**Objective**.
Give all of the lines again exactly as they read.

-- START OF Data provided --

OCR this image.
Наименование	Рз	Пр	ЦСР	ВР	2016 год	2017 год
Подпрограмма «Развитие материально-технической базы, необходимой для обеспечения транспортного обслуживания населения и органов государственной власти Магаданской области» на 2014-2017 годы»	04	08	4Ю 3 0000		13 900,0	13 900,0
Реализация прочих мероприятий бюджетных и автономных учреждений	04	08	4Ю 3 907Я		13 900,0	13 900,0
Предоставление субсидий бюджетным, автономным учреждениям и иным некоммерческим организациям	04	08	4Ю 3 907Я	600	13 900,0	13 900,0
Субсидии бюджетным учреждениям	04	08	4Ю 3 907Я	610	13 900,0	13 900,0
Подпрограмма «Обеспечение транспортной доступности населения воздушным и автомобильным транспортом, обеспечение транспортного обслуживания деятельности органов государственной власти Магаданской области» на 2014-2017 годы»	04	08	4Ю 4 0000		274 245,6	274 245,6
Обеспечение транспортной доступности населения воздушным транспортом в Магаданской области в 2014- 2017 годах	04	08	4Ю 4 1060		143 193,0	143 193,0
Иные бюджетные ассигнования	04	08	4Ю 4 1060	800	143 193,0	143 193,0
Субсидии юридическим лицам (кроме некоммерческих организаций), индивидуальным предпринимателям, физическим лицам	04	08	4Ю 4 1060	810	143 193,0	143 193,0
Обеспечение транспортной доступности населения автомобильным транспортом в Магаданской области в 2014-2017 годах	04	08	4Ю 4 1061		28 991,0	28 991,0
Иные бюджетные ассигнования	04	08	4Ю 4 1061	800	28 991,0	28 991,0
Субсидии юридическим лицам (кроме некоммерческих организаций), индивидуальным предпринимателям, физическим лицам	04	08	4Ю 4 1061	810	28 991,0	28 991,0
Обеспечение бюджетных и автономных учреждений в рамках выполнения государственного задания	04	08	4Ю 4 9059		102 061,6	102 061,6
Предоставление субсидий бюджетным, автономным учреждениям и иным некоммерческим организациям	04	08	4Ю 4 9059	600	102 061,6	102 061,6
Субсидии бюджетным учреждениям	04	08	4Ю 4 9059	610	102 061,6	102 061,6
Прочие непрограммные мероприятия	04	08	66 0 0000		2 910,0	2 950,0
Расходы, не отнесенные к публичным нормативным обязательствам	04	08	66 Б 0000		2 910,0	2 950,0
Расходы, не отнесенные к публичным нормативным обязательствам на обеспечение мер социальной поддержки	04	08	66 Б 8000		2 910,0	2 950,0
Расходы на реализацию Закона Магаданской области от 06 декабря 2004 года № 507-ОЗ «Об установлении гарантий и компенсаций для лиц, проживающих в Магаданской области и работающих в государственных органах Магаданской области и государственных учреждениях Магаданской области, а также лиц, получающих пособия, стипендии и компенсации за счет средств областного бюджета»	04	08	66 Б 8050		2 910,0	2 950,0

-- END OF Data provided --

**Solution for this task**.
OCR this image.
Наименование	Рз	Пр	ЦСР	ВР	2016 год	2017 год
Подпрограмма «Развитие материально-технической базы, необходимой для обеспечения транспортного обслуживания населения и органов государственной власти Магаданской области» на 2014-2017 годы»	04	08	4Ю 3 0000		13 900,0	13 900,0
Реализация прочих мероприятий бюджетных и автономных учреждений	04	08	4Ю 3 907Я		13 900,0	13 900,0
Предоставление субсидий бюджетным, автономным учреждениям и иным некоммерческим организациям	04	08	4Ю 3 907Я	600	13 900,0	13 900,0
Субсидии бюджетным учреждениям	04	08	4Ю 3 907Я	610	13 900,0	13 900,0
Подпрограмма «Обеспечение транспортной доступности населения воздушным и автомобильным транспортом, обеспечение транспортного обслуживания деятельности органов государственной власти Магаданской области» на 2014-2017 годы»	04	08	4Ю 4 0000		274 245,6	274 245,6
Обеспечение транспортной доступности населения воздушным транспортом в Магаданской области в 2014- 2017 годах	04	08	4Ю 4 1060		143 193,0	143 193,0
Иные бюджетные ассигнования	04	08	4Ю 4 1060	800	143 193,0	143 193,0
Субсидии юридическим лицам (кроме некоммерческих организаций), индивидуальным предпринимателям, физическим лицам	04	08	4Ю 4 1060	810	143 193,0	143 193,0
Обеспечение транспортной доступности населения автомобильным транспортом в Магаданской области в 2014-2017 годах	04	08	4Ю 4 1061		28 991,0	28 991,0
Иные бюджетные ассигнования	04	08	4Ю 4 1061	800	28 991,0	28 991,0
Субсидии юридическим лицам (кроме некоммерческих организаций), индивидуальным предпринимателям, физическим лицам	04	08	4Ю 4 1061	810	28 991,0	28 991,0
Обеспечение бюджетных и автономных учреждений в рамках выполнения государственного задания	04	08	4Ю 4 9059		102 061,6	102 061,6
Предоставление субсидий бюджетным, автономным учреждениям и иным некоммерческим организациям	04	08	4Ю 4 9059	600	102 061,6	102 061,6
Субсидии бюджетным учреждениям	04	08	4Ю 4 9059	610	102 061,6	102 061,6
Прочие непрограммные мероприятия	04	08	66 0 0000		2 910,0	2 950,0
Расходы, не отнесенные к публичным нормативным обязательствам	04	08	66 Б 0000		2 910,0	2 950,0
Расходы, не отнесенные к публичным нормативным обязательствам на обеспечение мер социальной поддержки	04	08	66 Б 8000		2 910,0	2 950,0
Расходы на реализацию Закона Магаданской области от 06 декабря 2004 года № 507-ОЗ «Об установлении гарантий и компенсаций для лиц, проживающих в Магаданской области и работающих в государственных органах Магаданской области и государственных учреждениях Магаданской области, а также лиц, получающих пособия, стипендии и компенсации за счет средств областного бюджета»	04	08	66 Б 8050		2 910,0	2 950,0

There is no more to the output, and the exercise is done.